Dataset entries on figures:
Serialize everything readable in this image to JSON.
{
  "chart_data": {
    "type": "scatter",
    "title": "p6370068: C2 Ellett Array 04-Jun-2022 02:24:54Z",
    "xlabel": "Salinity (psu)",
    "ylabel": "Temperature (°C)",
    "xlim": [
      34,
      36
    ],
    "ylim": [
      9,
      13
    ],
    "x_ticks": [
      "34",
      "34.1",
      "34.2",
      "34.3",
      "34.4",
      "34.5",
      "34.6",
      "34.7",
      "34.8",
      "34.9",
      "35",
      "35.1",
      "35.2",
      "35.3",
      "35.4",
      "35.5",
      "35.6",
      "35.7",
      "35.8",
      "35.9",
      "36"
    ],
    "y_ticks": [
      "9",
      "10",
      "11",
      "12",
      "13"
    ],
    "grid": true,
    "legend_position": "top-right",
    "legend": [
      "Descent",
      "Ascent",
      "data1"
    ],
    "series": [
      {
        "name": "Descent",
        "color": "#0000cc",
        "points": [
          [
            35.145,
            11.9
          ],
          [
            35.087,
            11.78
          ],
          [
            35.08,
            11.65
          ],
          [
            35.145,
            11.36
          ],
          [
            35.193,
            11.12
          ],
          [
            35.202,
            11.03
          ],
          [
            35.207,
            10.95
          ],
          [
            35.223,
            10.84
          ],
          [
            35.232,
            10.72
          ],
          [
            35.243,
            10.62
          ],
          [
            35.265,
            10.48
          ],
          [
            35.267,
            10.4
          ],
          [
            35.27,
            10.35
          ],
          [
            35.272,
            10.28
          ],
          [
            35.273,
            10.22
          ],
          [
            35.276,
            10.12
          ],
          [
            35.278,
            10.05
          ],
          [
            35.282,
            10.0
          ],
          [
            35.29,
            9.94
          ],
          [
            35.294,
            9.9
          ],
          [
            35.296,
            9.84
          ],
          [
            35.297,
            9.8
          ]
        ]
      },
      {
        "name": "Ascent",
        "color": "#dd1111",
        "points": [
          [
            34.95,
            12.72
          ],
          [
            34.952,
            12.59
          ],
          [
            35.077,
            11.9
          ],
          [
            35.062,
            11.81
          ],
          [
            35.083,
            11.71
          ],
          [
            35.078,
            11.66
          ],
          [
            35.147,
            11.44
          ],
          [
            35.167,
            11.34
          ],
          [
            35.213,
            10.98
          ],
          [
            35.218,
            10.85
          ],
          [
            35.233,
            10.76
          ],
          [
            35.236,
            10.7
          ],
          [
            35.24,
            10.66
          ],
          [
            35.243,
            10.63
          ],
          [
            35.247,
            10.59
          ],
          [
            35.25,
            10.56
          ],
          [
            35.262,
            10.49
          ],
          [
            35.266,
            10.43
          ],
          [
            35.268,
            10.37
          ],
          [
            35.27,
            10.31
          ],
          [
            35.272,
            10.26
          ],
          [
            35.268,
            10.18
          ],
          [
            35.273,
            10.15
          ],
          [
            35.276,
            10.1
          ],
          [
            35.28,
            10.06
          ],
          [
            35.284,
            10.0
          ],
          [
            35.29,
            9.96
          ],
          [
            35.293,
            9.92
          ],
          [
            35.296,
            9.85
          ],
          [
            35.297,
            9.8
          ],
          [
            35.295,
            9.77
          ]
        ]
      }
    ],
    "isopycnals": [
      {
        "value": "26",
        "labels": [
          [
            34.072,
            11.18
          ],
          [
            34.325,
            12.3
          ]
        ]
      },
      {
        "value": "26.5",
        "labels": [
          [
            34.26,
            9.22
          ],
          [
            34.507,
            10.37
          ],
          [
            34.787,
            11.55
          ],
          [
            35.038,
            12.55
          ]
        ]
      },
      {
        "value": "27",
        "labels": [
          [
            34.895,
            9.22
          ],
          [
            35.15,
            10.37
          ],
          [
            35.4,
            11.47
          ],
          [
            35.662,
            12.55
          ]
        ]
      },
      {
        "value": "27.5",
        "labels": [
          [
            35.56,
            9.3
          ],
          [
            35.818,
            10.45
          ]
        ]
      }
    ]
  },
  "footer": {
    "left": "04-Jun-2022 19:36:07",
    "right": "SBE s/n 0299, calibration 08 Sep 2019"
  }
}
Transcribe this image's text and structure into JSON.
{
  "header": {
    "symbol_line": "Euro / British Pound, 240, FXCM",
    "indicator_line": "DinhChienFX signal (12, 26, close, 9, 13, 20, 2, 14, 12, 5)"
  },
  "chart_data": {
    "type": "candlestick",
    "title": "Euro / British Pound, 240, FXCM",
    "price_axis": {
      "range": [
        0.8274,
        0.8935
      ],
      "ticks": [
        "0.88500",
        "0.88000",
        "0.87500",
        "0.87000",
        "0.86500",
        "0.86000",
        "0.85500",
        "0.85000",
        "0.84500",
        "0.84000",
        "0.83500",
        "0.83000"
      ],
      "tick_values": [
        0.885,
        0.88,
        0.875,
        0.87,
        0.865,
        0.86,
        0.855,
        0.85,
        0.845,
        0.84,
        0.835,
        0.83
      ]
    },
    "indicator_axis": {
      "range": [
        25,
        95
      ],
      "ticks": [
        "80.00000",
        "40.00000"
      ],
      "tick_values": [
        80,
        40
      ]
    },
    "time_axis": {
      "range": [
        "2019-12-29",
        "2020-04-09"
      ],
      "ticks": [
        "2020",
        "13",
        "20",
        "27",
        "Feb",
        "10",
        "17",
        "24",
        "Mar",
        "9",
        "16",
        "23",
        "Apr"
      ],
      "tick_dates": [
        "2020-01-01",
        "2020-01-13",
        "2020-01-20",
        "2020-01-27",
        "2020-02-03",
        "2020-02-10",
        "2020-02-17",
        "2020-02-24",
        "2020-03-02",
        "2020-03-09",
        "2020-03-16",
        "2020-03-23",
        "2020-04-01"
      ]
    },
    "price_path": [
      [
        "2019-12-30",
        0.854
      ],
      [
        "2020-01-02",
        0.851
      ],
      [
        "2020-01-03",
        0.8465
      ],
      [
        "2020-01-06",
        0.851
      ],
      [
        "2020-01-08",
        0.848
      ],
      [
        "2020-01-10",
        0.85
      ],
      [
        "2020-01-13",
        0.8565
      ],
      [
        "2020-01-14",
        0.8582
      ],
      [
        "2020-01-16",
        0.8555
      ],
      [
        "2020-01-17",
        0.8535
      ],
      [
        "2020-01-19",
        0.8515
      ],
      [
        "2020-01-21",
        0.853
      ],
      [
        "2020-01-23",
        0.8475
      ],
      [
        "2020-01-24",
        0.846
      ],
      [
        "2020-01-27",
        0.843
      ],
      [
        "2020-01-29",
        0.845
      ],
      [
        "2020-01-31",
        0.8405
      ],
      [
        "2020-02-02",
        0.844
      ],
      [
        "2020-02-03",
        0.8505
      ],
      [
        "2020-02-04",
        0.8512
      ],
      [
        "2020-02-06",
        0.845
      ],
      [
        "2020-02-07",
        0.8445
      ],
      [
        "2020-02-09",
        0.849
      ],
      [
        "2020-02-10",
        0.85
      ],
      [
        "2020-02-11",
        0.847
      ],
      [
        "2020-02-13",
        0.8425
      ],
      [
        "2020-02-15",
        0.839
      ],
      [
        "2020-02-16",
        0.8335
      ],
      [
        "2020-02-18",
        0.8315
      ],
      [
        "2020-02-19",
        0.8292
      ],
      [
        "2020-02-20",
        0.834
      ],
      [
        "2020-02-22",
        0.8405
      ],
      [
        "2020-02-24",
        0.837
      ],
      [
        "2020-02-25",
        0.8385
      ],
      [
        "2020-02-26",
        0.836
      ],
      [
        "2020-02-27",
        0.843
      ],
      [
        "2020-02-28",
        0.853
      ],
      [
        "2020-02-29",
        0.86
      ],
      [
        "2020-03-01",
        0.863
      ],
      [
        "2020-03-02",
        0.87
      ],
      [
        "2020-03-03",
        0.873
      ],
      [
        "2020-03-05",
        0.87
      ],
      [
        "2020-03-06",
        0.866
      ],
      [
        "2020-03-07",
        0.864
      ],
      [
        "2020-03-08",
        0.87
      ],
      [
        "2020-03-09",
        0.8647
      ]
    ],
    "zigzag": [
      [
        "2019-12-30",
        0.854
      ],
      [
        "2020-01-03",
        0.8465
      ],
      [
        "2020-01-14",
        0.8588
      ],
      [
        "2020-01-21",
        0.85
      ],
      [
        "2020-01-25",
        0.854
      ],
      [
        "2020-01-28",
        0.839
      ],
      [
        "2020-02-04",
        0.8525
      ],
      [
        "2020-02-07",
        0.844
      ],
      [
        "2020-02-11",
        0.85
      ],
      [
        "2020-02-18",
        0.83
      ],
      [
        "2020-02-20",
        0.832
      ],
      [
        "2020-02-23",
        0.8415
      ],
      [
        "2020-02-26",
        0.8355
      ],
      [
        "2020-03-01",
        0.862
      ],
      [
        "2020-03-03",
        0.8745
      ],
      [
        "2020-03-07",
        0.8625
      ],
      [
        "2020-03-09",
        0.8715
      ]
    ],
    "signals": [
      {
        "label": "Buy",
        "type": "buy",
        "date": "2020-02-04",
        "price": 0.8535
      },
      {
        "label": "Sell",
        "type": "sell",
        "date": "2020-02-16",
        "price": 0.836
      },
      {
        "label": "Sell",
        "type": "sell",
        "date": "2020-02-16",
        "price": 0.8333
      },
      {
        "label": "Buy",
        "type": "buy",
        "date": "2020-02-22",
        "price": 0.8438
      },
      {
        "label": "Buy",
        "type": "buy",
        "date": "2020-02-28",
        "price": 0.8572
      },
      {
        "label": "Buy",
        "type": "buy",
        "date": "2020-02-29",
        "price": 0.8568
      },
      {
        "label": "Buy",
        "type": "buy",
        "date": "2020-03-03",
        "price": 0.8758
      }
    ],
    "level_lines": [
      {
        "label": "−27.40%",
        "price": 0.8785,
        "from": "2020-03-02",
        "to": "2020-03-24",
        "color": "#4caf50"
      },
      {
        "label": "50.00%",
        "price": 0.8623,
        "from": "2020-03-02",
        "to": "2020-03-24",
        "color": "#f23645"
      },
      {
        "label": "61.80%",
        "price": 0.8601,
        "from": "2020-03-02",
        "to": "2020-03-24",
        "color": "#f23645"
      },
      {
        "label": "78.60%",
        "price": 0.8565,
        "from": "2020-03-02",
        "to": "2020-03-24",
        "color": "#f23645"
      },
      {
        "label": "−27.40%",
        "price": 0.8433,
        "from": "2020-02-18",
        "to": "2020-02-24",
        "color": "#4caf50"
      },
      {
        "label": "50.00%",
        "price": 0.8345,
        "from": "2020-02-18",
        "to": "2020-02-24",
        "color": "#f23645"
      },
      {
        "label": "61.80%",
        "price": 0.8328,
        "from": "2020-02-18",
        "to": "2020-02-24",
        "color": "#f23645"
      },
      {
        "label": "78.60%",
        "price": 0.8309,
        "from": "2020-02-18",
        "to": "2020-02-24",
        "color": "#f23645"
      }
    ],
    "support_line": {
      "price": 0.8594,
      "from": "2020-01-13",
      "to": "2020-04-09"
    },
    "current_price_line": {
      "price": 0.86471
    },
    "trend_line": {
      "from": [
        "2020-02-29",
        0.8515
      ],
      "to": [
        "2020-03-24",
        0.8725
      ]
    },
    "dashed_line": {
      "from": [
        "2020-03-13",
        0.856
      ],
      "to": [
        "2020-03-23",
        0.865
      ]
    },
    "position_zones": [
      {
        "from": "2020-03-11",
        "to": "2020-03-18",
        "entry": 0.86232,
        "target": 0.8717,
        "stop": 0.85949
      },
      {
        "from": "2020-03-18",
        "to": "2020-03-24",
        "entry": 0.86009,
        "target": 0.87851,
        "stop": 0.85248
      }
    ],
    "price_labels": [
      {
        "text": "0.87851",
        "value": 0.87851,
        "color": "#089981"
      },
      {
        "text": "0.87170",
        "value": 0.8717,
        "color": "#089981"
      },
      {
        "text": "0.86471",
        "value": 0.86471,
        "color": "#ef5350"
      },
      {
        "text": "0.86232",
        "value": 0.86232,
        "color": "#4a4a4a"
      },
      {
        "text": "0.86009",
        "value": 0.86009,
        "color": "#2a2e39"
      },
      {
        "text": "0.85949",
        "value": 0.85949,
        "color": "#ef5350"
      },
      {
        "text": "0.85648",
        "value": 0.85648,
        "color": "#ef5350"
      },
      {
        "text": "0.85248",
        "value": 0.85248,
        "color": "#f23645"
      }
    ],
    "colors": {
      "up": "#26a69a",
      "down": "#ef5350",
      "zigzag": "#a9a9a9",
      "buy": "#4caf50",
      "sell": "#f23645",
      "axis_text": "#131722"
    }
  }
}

§ EXERCISE DESCRIPTION:
Pick out each line above that includes "JSON" and show it.

§ WRITTEN REPLY:
Serialize everything readable in this image to JSON.
Transcribe this image's text and structure into JSON.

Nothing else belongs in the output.